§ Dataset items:
# # # # #

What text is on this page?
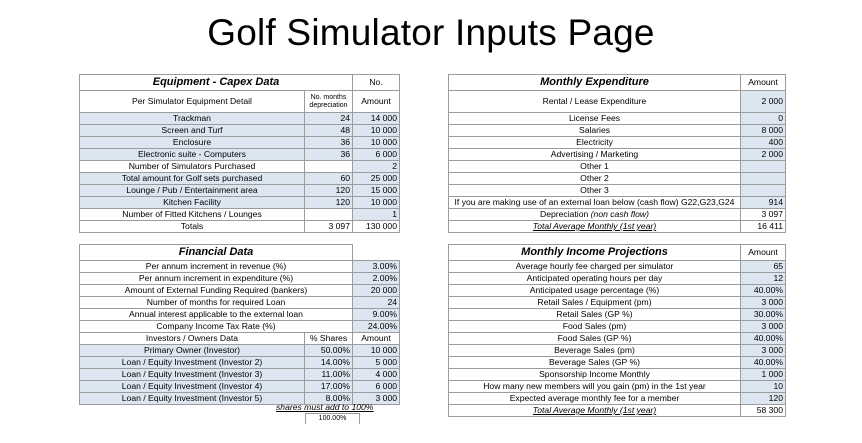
Golf Simulator Inputs Page
Equipment - Capex Data		No.
Per Simulator Equipment Detail	No. months depreciation	Amount
Trackman	24	14 000
Screen and Turf	48	10 000
Enclosure	36	10 000
Electronic suite - Computers	36	6 000
Number of Simulators Purchased		2
Total amount for Golf sets purchased	60	25 000
Lounge / Pub / Entertainment area	120	15 000
Kitchen Facility	120	10 000
Number of Fitted Kitchens / Lounges		1
Totals	3 097	130 000
Financial Data		
Per annum increment in revenue (%)		3.00%
Per annum increment in expenditure (%)		2.00%
Amount of External Funding Required (bankers)		20 000
Number of months for required Loan		24
Annual interest applicable to the external loan		9.00%
Company Income Tax Rate (%)		24.00%
Investors / Owners Data	% Shares	Amount
Primary Owner (Investor)	50.00%	10 000
Loan / Equity Investment (Investor 2)	14.00%	5 000
Loan / Equity Investment (Investor 3)	11.00%	4 000
Loan / Equity Investment (Investor 4)	17.00%	6 000
Loan / Equity Investment (Investor 5)	8.00%	3 000
shares must add to 100%
100.00%
Monthly Expenditure	Amount
Rental / Lease Expenditure	2 000
License Fees	0
Salaries	8 000
Electricity	400
Advertising / Marketing	2 000
Other 1	
Other 2	
Other 3	
If you are making use of an external loan below (cash flow) G22,G23,G24	914
Depreciation (non cash flow)	3 097
Total Average Monthly (1st year)	16 411
Monthly Income Projections	Amount
Average hourly fee charged per simulator	65
Anticipated operating hours per day	12
Anticipated usage percentage (%)	40.00%
Retail Sales / Equipment (pm)	3 000
Retail Sales (GP %)	30.00%
Food Sales (pm)	3 000
Food Sales (GP %)	40.00%
Beverage Sales (pm)	3 000
Beverage Sales (GP %)	40.00%
Sponsorship Income Monthly	1 000
How many new members will you gain (pm) in the 1st year	10
Expected average monthly fee for a member	120
Total Average Monthly (1st year)	58 300
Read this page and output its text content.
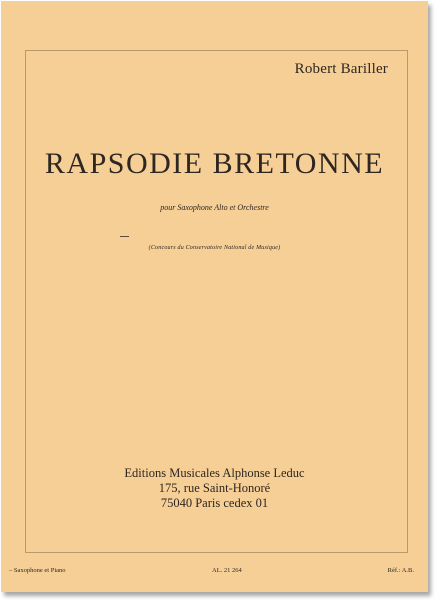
Robert Bariller
RAPSODIE BRETONNE
pour Saxophone Alto et Orchestre
(Concours du Conservatoire National de Musique)
Editions Musicales Alphonse Leduc
175, rue Saint-Honoré
75040 Paris cedex 01
– Saxophone et Piano	AL. 21 264	Réf.: A.B.
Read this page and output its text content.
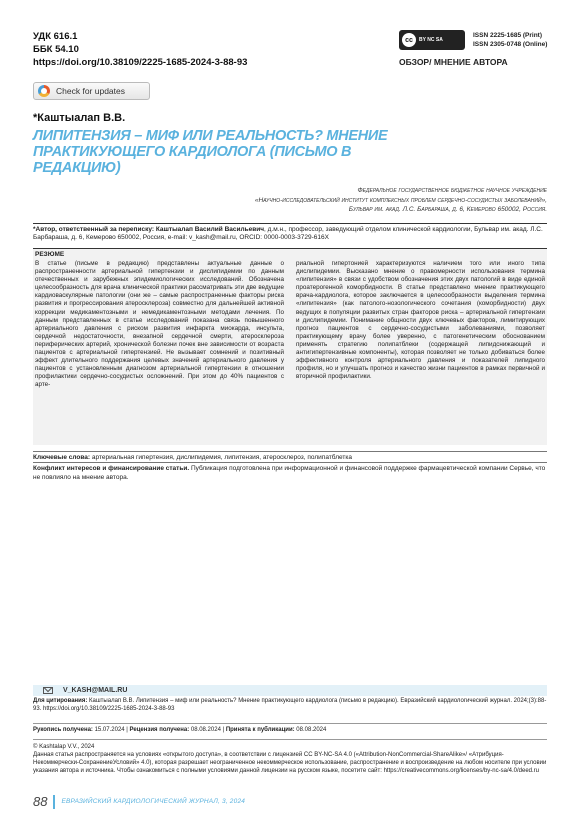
УДК 616.1
ББК 54.10
https://doi.org/10.38109/2225-1685-2024-3-88-93
cc	BY NC SA
ISSN 2225-1685 (Print)
ISSN 2305-0748 (Online)
ОБЗОР/ МНЕНИЕ АВТОРА
Check for updates
*Каштыалап В.В.
ЛИПИТЕНЗИЯ – МИФ ИЛИ РЕАЛЬНОСТЬ? МНЕНИЕ ПРАКТИКУЮЩЕГО КАРДИОЛОГА (ПИСЬМО В РЕДАКЦИЮ)
Федеральное государственное бюджетное научное учреждение
«Научно-исследовательский институт комплексных проблем сердечно-сосудистых заболеваний»,
Бульвар им. акад. Л.С. Барбараша, д. 6, Кемерово 650002, Россия.
*Автор, ответственный за переписку: Каштыалап Василий Васильевич, д.м.н., профессор, заведующий отделом клинической кардиологии, Бульвар им. акад. Л.С. Барбараша, д. 6, Кемерово 650002, Россия, e-mail: v_kash@mail.ru, ORCID: 0000-0003-3729-616X
РЕЗЮМЕ
В статье (письме в редакцию) представлены актуальные данные о распространенности артериальной гипертензии и дислипидемии по данным отечественных и зарубежных эпидемиологических исследований. Обозначена целесообразность для врача клинической практики рассматривать эти две ведущие кардиоваскулярные патологии (они же – самые распространенные факторы риска развития и прогрессирования атеросклероза) совместно для дальнейшей активной коррекции медикаментозными и немедикаментозными методами лечения. По данным представленных в статье исследований показана связь повышенного артериального давления с риском развития инфаркта миокарда, инсульта, сердечной недостаточности, внезапной сердечной смерти, атеросклероза периферических артерий, хронической болезни почек вне зависимости от возраста пациентов с артериальной гипертензией. Не вызывает сомнений и позитивный эффект длительного поддержания целевых значений артериального давления у пациентов с установленным диагнозом артериальной гипертензии в отношении профилактики сердечно-сосудистых осложнений. При этом до 40% пациентов с арте-
риальной гипертонией характеризуются наличием того или иного типа дислипидемии. Высказано мнение о правомерности использования термина «липитензия» в связи с удобством обозначения этих двух патологий в виде единой проатерогенной коморбидности. В статье представлено мнение практикующего врача-кардиолога, которое заключается в целесообразности выделения термина «липитензия» (как патолого-нозологического сочетания (коморбидности) двух ведущих в популяции развитых стран факторов риска – артериальной гипертензии и дислипидемии. Понимание общности двух ключевых факторов, лимитирующих прогноз пациентов с сердечно-сосудистыми заболеваниями, позволяет практикующему врачу более уверенно, с патогенетическим обоснованием применять стратегию полипатблеки (содержащей липидснижающий и антигипертензивные компоненты), которая позволяет не только добиваться более эффективного контроля артериального давления и показателей липидного профиля, но и улучшать прогноз и качество жизни пациентов в рамках первичной и вторичной профилактики.
Ключевые слова: артериальная гипертензия, дислипидемия, липитензия, атеросклероз, полипатблетка
Конфликт интересов и финансирование статьи. Публикация подготовлена при информационной и финансовой поддержке фармацевтической компании Сервье, что не повлияло на мнение автора.
V_KASH@MAIL.RU
Для цитирования: Каштыалап В.В. Липитензия – миф или реальность? Мнение практикующего кардиолога (письмо в редакцию). Евразийский кардиологический журнал. 2024;(3):88-93. https://doi.org/10.38109/2225-1685-2024-3-88-93
Рукопись получена: 15.07.2024 | Рецензия получена: 08.08.2024 | Принята к публикации: 08.08.2024
© Kashtalap V.V., 2024
Данная статья распространяется на условиях «открытого доступа», в соответствии с лицензией CC BY-NC-SA 4.0 («Attribution-NonCommercial-ShareAlike»/ «Атрибуция-Некоммерчески-СохранениеУсловий» 4.0), которая разрешает неограниченное некоммерческое использование, распространение и воспроизведение на любом носителе при условии указания автора и источника. Чтобы ознакомиться с полными условиями данной лицензии на русском языке, посетите сайт: https://creativecommons.org/licenses/by-nc-sa/4.0/deed.ru
88 ЕВРАЗИЙСКИЙ КАРДИОЛОГИЧЕСКИЙ ЖУРНАЛ, 3, 2024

# # # # #

Extract every line above that contains the word "Anticipated".

Anticipated operating hours per day	12
Anticipated usage percentage (%)	40.00%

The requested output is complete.